▸ Supplied records:
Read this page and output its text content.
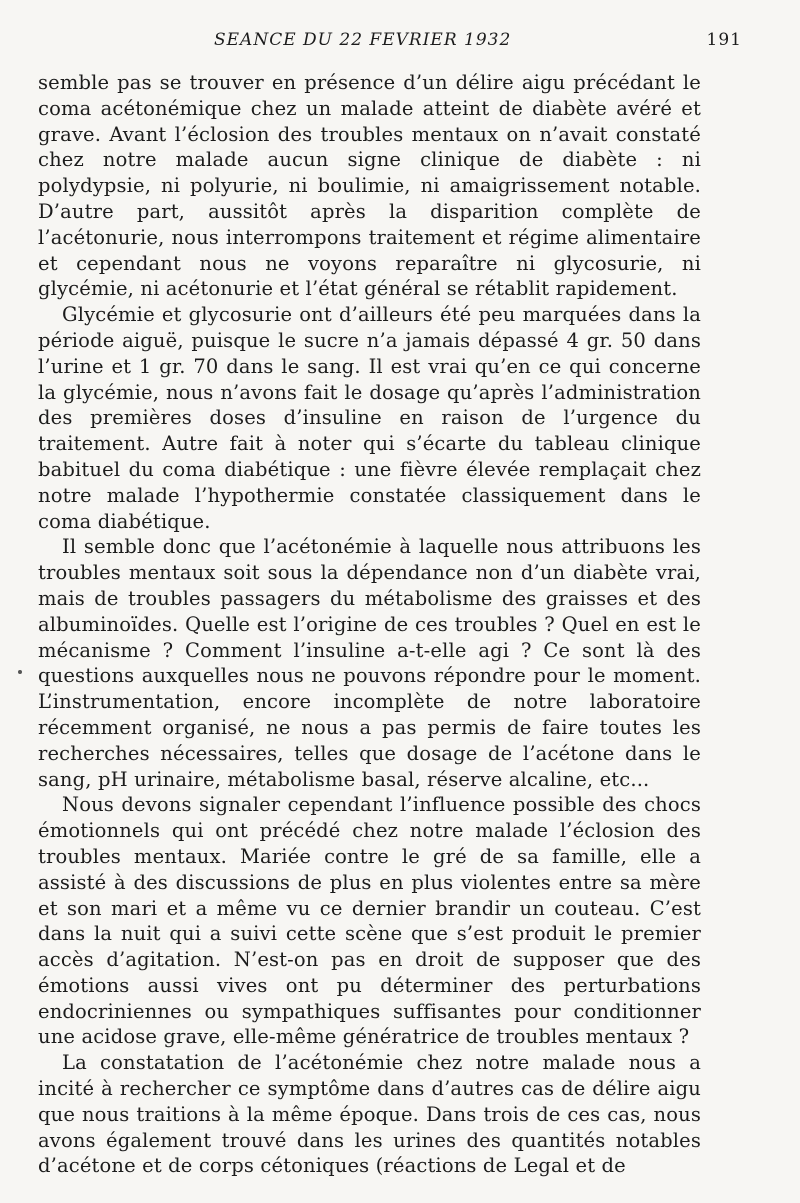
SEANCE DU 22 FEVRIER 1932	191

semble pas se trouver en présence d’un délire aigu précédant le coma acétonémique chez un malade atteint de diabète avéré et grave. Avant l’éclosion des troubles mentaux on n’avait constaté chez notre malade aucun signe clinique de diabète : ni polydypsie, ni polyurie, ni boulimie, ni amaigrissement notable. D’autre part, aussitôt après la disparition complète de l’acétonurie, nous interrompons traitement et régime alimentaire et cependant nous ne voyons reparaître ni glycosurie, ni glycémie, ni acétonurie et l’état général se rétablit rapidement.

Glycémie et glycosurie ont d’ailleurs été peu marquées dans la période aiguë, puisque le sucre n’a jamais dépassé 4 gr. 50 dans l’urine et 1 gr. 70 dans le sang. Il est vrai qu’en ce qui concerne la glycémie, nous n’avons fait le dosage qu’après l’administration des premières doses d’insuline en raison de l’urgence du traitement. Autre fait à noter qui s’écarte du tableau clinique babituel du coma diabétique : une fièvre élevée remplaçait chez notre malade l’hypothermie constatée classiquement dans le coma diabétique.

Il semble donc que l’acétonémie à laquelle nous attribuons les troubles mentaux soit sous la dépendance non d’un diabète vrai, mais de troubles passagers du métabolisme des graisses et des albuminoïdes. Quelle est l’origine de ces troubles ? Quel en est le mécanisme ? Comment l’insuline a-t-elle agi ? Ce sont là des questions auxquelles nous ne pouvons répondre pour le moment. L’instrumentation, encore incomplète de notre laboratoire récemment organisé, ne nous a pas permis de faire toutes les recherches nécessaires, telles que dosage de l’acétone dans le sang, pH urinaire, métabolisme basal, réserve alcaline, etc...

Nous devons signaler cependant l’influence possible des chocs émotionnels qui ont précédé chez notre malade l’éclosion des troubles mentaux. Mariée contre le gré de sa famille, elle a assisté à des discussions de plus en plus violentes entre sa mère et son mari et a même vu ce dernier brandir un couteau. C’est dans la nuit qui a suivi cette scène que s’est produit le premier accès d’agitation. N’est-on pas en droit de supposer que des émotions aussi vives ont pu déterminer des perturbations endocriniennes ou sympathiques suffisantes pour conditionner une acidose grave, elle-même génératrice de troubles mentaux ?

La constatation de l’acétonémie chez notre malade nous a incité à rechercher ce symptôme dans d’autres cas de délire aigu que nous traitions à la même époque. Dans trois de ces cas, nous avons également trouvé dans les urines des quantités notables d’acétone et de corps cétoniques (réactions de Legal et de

▸ Exercise description:
Reproduce all of the data exactly, omitting each picture it holds.

▸ Finished exercise:
Read this page and output its text content.
SEANCE DU 22 FEVRIER 1932	191

semble pas se trouver en présence d’un délire aigu précédant le coma acétonémique chez un malade atteint de diabète avéré et grave. Avant l’éclosion des troubles mentaux on n’avait constaté chez notre malade aucun signe clinique de diabète : ni polydypsie, ni polyurie, ni boulimie, ni amaigrissement notable. D’autre part, aussitôt après la disparition complète de l’acétonurie, nous interrompons traitement et régime alimentaire et cependant nous ne voyons reparaître ni glycosurie, ni glycémie, ni acétonurie et l’état général se rétablit rapidement.

Glycémie et glycosurie ont d’ailleurs été peu marquées dans la période aiguë, puisque le sucre n’a jamais dépassé 4 gr. 50 dans l’urine et 1 gr. 70 dans le sang. Il est vrai qu’en ce qui concerne la glycémie, nous n’avons fait le dosage qu’après l’administration des premières doses d’insuline en raison de l’urgence du traitement. Autre fait à noter qui s’écarte du tableau clinique babituel du coma diabétique : une fièvre élevée remplaçait chez notre malade l’hypothermie constatée classiquement dans le coma diabétique.

Il semble donc que l’acétonémie à laquelle nous attribuons les troubles mentaux soit sous la dépendance non d’un diabète vrai, mais de troubles passagers du métabolisme des graisses et des albuminoïdes. Quelle est l’origine de ces troubles ? Quel en est le mécanisme ? Comment l’insuline a-t-elle agi ? Ce sont là des questions auxquelles nous ne pouvons répondre pour le moment. L’instrumentation, encore incomplète de notre laboratoire récemment organisé, ne nous a pas permis de faire toutes les recherches nécessaires, telles que dosage de l’acétone dans le sang, pH urinaire, métabolisme basal, réserve alcaline, etc...

Nous devons signaler cependant l’influence possible des chocs émotionnels qui ont précédé chez notre malade l’éclosion des troubles mentaux. Mariée contre le gré de sa famille, elle a assisté à des discussions de plus en plus violentes entre sa mère et son mari et a même vu ce dernier brandir un couteau. C’est dans la nuit qui a suivi cette scène que s’est produit le premier accès d’agitation. N’est-on pas en droit de supposer que des émotions aussi vives ont pu déterminer des perturbations endocriniennes ou sympathiques suffisantes pour conditionner une acidose grave, elle-même génératrice de troubles mentaux ?

La constatation de l’acétonémie chez notre malade nous a incité à rechercher ce symptôme dans d’autres cas de délire aigu que nous traitions à la même époque. Dans trois de ces cas, nous avons également trouvé dans les urines des quantités notables d’acétone et de corps cétoniques (réactions de Legal et de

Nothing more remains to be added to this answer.